▶ DATA SUPPLIED

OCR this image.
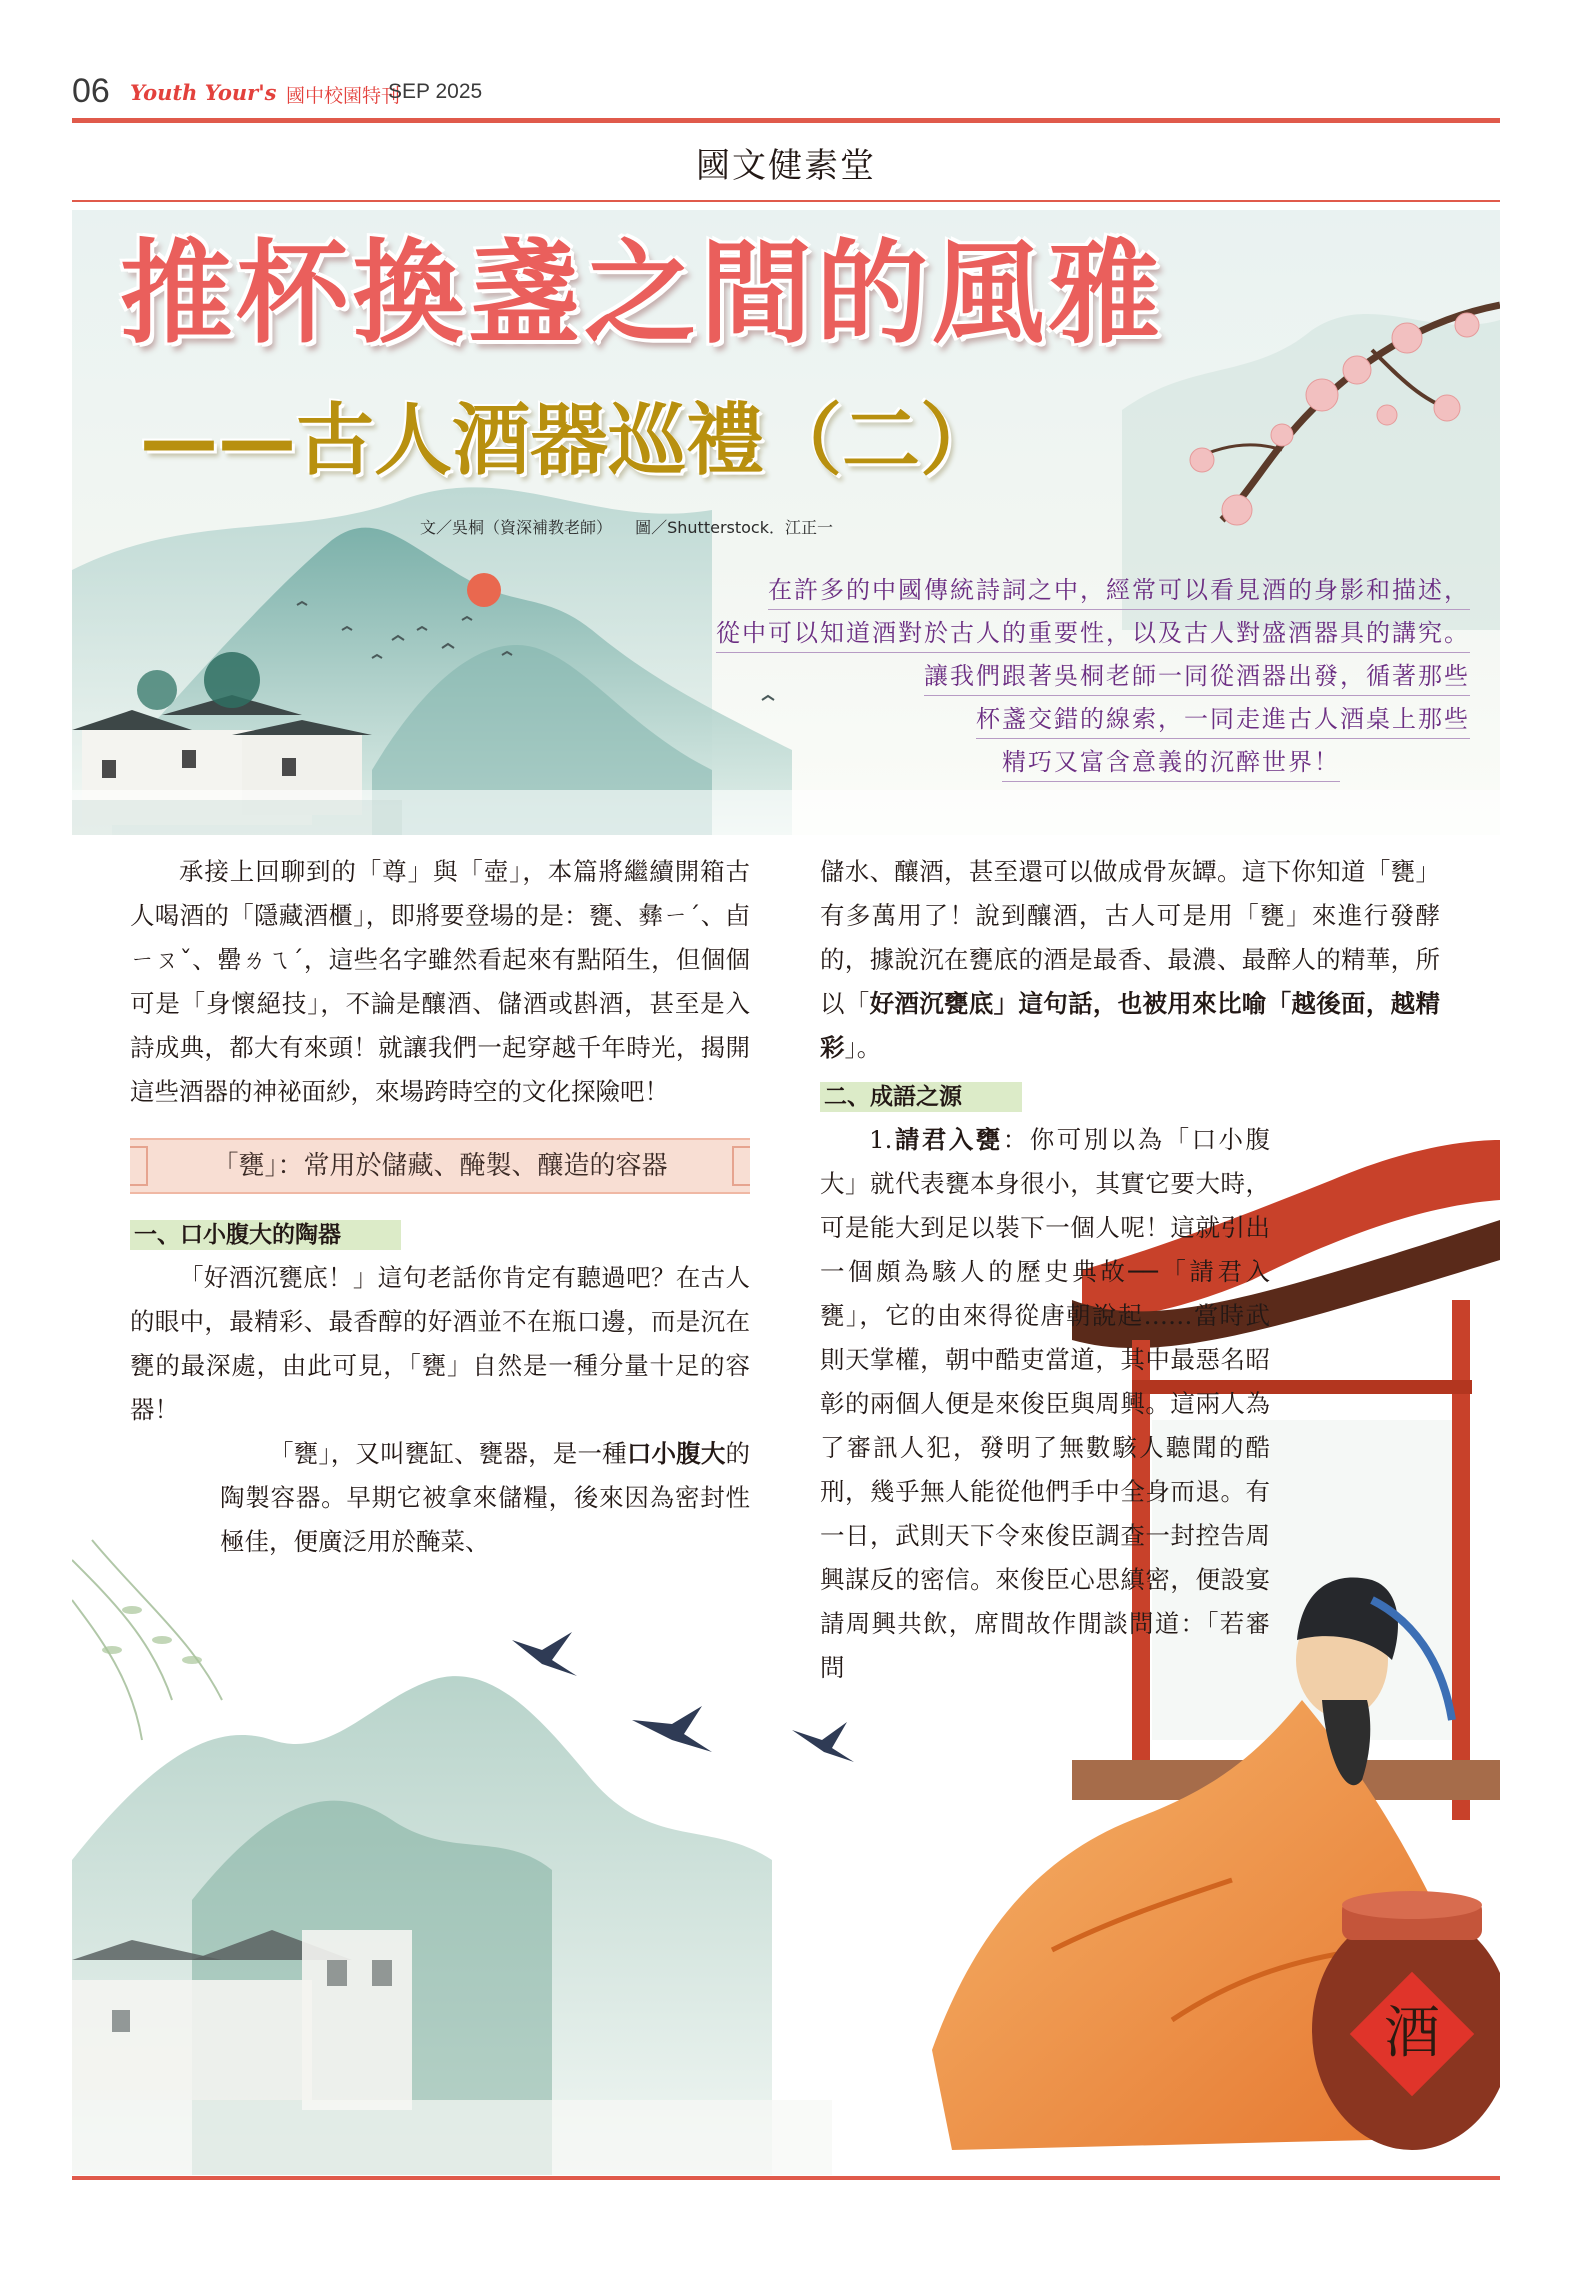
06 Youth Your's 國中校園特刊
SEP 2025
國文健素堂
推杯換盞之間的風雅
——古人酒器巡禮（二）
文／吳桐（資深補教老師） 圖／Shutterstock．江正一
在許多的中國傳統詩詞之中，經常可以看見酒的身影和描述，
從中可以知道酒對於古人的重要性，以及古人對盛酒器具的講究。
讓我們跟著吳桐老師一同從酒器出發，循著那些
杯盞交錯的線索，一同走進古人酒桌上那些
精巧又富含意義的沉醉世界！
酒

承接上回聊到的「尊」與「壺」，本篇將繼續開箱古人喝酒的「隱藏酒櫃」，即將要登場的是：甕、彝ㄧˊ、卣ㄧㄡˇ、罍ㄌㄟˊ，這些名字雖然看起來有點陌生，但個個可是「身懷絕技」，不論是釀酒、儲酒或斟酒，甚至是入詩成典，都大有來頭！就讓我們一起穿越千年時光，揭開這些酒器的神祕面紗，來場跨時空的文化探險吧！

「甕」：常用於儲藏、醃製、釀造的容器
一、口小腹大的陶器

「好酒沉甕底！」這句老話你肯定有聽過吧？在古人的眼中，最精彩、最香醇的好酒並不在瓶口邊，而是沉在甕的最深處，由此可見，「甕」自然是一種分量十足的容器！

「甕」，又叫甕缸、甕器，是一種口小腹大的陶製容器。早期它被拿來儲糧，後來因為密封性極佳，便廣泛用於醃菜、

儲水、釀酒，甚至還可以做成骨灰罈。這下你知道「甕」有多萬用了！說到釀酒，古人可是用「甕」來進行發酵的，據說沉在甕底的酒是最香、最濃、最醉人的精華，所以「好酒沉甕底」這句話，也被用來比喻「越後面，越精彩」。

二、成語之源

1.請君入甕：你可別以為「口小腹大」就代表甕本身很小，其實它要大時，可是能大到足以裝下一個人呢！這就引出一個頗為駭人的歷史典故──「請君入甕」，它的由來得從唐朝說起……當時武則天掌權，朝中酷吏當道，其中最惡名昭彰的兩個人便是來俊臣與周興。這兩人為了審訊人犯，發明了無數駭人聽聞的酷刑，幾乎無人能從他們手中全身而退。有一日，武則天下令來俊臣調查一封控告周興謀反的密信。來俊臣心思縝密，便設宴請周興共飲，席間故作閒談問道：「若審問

==

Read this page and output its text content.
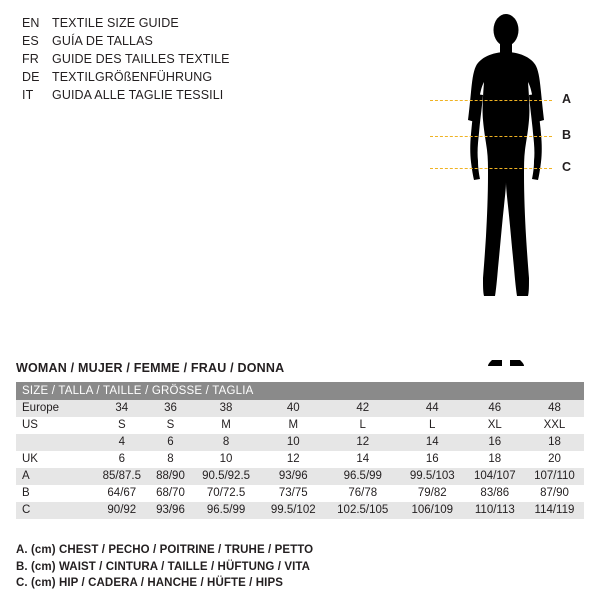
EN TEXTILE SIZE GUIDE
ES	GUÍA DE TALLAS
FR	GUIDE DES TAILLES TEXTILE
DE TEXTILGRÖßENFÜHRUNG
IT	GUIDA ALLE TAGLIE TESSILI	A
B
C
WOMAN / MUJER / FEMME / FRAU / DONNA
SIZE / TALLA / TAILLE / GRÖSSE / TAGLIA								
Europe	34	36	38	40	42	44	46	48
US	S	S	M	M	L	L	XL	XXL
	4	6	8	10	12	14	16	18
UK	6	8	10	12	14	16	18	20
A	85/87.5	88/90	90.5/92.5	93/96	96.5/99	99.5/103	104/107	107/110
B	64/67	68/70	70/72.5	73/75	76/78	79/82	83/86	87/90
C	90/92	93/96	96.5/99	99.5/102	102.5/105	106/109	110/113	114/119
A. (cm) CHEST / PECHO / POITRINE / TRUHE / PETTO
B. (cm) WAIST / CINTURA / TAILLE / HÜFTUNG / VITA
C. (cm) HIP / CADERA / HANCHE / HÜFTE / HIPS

...

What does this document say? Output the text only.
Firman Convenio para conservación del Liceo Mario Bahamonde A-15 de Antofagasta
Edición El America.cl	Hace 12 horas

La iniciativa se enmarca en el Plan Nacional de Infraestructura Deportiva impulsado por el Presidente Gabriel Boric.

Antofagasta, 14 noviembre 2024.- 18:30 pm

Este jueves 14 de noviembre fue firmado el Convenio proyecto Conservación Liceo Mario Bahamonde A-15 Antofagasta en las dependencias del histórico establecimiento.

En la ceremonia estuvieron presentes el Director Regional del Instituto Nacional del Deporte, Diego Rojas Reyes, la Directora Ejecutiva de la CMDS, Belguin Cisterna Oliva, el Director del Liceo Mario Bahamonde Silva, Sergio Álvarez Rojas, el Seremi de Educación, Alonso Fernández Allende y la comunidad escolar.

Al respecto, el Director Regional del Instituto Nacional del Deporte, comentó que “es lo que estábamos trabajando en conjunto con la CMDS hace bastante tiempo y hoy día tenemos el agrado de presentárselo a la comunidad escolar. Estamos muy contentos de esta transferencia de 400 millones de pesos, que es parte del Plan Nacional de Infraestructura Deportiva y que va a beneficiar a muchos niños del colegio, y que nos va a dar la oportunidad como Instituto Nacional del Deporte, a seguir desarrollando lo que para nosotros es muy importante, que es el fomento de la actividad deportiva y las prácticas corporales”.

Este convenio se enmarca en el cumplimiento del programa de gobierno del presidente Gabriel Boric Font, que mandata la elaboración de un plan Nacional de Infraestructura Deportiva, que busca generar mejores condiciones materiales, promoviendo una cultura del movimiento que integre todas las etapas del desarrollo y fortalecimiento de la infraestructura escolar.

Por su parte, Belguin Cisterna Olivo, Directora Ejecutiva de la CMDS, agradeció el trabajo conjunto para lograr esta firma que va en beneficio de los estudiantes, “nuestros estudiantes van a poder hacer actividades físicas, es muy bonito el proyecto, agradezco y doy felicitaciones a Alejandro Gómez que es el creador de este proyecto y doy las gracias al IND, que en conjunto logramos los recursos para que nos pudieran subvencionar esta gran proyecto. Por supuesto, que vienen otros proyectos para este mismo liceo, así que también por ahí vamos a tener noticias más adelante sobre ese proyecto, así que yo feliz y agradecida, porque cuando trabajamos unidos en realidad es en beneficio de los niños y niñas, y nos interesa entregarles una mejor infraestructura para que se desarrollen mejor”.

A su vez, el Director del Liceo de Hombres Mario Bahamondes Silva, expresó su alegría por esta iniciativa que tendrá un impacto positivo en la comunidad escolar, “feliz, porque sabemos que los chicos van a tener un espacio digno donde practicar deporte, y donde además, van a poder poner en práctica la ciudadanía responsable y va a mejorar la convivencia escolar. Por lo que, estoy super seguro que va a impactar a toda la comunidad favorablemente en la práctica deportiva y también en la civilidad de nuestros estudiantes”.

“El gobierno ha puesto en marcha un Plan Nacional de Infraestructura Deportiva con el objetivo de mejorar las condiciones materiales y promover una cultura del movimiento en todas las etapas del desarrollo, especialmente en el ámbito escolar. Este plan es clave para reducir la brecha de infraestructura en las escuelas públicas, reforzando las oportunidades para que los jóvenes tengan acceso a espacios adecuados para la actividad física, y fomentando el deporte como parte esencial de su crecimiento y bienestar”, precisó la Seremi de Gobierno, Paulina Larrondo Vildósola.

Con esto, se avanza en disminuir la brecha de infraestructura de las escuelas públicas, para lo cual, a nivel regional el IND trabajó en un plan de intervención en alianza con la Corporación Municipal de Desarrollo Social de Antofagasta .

▶ WHAT IS EXPECTED
Using the listing, copy every line where the word "escuelas" shows up.

▶ COMPLETE OUTPUT
“El gobierno ha puesto en marcha un Plan Nacional de Infraestructura Deportiva con el objetivo de mejorar las condiciones materiales y promover una cultura del movimiento en todas las etapas del desarrollo, especialmente en el ámbito escolar. Este plan es clave para reducir la brecha de infraestructura en las escuelas públicas, reforzando las oportunidades para que los jóvenes tengan acceso a espacios adecuados para la actividad física, y fomentando el deporte como parte esencial de su crecimiento y bienestar”, precisó la Seremi de Gobierno, Paulina Larrondo Vildósola.
Con esto, se avanza en disminuir la brecha de infraestructura de las escuelas públicas, para lo cual, a nivel regional el IND trabajó en un plan de intervención en alianza con la Corporación Municipal de Desarrollo Social de Antofagasta .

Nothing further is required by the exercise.